WHAT IS BEING ASKED:
Print the data verbatim from its first line through the line containing "731, 661, 757]", with both of those lines included.
*** RECORDS PROVIDED
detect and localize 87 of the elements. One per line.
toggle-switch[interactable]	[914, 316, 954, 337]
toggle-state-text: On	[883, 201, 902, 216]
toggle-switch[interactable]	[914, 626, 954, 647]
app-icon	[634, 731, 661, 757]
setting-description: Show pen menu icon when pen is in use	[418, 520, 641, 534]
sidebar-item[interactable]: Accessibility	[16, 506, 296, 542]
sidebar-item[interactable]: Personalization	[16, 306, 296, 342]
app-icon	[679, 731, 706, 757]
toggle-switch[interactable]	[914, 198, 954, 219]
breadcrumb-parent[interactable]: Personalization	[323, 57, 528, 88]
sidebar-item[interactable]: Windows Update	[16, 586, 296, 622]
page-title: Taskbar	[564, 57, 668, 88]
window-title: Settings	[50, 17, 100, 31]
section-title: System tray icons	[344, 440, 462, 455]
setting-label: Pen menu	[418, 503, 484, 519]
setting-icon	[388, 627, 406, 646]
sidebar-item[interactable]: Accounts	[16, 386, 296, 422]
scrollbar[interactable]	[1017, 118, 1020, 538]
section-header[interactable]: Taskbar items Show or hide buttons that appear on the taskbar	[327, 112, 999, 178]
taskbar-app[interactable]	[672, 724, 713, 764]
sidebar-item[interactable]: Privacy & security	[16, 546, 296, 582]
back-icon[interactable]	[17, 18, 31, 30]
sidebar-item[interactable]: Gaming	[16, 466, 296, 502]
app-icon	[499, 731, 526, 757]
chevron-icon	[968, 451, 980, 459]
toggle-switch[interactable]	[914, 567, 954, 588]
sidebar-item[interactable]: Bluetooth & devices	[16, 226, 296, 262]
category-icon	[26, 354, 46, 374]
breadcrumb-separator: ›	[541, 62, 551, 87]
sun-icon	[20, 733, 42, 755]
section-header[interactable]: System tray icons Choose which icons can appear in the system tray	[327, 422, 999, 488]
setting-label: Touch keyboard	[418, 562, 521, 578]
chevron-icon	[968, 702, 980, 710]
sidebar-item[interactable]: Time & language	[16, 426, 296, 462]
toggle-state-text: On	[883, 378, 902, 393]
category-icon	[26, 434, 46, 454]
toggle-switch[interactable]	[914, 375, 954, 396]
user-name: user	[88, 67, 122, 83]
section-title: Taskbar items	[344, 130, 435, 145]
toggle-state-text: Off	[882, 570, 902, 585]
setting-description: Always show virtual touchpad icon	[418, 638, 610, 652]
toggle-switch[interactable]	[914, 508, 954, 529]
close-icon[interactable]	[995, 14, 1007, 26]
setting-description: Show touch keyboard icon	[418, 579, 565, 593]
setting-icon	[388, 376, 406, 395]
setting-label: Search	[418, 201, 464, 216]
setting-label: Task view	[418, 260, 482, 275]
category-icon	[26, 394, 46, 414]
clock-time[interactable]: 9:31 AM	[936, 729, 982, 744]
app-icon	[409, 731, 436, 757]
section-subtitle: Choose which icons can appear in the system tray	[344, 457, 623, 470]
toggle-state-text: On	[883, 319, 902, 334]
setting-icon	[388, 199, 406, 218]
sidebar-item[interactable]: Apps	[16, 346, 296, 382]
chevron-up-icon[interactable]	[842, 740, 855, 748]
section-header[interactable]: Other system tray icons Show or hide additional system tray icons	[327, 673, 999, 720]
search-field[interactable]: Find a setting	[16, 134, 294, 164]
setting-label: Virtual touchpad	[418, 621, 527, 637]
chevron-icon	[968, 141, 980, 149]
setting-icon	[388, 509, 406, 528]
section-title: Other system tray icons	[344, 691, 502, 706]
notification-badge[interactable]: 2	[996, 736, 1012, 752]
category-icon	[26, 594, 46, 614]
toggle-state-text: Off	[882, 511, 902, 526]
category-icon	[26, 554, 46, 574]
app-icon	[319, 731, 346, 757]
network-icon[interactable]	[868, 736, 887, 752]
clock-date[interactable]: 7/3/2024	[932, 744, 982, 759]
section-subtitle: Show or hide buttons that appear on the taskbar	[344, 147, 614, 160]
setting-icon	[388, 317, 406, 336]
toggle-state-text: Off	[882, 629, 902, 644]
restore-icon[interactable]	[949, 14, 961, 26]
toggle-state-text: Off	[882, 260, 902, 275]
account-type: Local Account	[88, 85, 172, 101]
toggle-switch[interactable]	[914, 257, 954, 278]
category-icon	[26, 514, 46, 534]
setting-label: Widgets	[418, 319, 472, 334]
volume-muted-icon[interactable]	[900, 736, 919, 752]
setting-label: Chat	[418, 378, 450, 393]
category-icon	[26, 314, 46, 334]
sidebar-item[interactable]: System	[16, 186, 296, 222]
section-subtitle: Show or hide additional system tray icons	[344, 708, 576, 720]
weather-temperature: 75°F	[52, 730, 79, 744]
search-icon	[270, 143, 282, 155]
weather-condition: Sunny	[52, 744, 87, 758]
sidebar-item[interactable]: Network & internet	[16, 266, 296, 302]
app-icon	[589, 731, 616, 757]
******
RESULT:
detect and localize 87 of the elements. One per line.
toggle-switch[interactable]	[914, 316, 954, 337]
toggle-state-text: On	[883, 201, 902, 216]
toggle-switch[interactable]	[914, 626, 954, 647]
app-icon	[634, 731, 661, 757]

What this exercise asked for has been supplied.